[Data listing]
[BEGIN]

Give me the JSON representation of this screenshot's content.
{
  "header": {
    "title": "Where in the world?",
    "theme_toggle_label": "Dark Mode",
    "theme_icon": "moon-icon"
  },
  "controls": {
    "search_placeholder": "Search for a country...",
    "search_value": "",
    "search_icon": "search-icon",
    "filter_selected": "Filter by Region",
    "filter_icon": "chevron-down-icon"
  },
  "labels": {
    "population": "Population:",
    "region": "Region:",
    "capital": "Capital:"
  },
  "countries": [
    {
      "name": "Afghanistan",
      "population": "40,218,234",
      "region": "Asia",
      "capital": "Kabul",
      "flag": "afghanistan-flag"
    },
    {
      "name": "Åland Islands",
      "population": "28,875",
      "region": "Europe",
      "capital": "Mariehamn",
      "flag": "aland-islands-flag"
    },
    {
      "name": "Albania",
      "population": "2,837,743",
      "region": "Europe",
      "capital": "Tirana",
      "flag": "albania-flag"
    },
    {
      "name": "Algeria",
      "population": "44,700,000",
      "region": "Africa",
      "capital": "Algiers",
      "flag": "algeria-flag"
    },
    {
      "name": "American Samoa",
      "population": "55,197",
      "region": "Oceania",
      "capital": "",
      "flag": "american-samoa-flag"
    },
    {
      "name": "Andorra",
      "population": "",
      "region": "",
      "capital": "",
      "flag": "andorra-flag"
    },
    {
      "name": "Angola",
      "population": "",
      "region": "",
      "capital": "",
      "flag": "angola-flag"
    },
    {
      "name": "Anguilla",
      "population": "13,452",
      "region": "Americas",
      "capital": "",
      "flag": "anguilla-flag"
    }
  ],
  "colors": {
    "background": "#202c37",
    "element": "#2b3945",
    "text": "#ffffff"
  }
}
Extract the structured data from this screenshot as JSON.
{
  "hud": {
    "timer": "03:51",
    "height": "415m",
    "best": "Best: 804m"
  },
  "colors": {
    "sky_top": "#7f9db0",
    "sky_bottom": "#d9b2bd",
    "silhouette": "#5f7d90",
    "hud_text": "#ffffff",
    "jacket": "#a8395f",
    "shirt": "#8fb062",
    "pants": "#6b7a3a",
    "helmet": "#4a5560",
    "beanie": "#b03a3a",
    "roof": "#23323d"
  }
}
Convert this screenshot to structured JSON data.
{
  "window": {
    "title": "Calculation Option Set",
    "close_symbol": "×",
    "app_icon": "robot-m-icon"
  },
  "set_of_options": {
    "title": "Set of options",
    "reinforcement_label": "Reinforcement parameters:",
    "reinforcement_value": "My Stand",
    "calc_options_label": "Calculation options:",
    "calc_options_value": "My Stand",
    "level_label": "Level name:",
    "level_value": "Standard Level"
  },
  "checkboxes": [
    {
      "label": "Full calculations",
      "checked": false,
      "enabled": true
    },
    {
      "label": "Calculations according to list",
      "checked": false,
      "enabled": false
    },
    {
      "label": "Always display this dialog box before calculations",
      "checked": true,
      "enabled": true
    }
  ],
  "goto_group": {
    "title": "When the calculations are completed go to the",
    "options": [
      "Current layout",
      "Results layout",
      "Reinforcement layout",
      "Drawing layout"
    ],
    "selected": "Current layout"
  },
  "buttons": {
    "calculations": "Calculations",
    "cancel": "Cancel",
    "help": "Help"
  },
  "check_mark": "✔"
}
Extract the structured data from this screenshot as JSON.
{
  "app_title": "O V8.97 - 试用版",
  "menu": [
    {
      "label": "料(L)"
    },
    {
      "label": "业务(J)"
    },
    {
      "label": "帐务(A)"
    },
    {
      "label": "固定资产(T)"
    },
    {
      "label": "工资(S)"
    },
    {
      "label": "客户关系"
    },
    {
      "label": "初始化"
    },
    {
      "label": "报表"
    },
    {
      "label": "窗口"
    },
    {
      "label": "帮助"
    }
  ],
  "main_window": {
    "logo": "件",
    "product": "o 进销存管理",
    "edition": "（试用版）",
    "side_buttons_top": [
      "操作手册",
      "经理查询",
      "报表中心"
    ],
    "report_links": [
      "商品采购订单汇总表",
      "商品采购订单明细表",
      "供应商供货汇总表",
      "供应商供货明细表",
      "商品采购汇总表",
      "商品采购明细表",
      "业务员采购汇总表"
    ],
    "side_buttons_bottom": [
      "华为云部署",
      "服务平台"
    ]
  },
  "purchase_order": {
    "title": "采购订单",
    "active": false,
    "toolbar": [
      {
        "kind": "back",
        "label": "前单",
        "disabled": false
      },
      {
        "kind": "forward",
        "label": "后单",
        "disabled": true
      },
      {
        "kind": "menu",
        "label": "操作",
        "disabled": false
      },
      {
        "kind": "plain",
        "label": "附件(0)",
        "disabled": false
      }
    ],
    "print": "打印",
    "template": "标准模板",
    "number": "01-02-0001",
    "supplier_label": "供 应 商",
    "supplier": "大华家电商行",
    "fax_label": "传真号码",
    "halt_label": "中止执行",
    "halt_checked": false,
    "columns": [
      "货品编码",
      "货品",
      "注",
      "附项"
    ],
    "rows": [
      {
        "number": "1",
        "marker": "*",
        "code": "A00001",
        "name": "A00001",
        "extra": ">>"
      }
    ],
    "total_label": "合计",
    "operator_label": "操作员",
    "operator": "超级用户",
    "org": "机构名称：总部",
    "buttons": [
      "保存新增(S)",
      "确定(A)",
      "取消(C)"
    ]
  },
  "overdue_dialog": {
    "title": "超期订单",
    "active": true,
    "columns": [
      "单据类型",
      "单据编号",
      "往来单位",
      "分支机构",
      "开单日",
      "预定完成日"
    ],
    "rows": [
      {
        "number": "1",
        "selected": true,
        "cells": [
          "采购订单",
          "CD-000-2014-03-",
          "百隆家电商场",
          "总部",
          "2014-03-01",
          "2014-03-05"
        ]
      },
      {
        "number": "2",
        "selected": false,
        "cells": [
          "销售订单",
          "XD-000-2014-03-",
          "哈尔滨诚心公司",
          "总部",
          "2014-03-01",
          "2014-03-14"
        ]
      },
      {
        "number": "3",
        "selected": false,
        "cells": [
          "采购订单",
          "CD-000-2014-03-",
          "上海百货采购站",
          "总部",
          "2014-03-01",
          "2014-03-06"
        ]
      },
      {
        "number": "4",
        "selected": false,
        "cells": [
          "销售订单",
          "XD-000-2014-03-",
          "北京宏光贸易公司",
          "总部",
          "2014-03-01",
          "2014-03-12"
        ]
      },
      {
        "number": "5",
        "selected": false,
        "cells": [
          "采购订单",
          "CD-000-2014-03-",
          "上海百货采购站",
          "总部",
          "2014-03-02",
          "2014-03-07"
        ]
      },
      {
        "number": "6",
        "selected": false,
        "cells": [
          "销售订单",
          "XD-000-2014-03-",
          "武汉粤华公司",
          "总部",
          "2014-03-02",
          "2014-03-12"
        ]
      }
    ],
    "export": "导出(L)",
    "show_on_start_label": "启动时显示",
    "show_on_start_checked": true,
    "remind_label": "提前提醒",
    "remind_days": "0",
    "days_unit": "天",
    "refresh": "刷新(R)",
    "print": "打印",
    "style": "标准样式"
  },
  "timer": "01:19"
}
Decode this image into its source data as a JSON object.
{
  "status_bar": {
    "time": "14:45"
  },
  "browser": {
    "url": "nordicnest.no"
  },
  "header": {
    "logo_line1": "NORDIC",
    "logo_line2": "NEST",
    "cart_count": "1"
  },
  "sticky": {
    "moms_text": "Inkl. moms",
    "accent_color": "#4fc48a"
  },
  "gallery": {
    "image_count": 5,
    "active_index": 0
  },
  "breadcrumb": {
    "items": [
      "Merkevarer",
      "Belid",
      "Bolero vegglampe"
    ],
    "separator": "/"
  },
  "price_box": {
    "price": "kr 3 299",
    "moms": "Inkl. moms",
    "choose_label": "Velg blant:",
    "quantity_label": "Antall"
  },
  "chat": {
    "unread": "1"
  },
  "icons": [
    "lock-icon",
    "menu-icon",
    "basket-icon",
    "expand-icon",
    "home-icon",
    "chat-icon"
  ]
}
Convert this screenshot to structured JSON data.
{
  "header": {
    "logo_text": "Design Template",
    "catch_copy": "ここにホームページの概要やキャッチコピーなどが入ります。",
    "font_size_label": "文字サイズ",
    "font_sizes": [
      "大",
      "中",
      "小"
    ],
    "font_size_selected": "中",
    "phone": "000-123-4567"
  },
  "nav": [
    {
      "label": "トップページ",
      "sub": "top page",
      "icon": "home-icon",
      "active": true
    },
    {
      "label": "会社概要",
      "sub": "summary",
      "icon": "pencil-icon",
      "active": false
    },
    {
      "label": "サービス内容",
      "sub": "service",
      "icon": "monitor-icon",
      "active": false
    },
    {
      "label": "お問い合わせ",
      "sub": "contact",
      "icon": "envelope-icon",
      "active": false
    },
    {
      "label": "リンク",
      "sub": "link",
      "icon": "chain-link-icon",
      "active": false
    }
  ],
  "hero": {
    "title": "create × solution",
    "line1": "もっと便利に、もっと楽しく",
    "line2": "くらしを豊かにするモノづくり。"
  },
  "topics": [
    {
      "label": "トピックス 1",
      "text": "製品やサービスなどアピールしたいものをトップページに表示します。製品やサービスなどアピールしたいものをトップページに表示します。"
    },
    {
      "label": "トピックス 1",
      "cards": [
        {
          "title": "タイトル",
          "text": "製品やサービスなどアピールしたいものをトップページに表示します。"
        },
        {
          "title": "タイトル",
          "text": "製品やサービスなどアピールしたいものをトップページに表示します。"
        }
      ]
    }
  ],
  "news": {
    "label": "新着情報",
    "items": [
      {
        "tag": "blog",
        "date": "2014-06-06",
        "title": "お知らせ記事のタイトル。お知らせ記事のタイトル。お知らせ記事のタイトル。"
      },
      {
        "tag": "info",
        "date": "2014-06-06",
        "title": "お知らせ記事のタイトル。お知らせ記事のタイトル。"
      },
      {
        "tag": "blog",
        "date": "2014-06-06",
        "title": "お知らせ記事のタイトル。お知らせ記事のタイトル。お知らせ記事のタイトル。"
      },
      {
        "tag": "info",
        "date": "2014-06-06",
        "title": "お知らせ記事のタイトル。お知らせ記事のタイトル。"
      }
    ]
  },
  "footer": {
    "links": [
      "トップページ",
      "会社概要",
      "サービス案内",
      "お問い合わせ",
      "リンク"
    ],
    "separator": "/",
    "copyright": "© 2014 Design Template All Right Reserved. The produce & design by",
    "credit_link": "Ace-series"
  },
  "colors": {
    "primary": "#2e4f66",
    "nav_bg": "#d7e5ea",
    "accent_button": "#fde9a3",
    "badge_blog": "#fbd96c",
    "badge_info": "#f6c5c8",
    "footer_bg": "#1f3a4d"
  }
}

[END]

» Stated exercise: Determine how many lines in the records contain "population", and reply with the number only.

» Final result: 9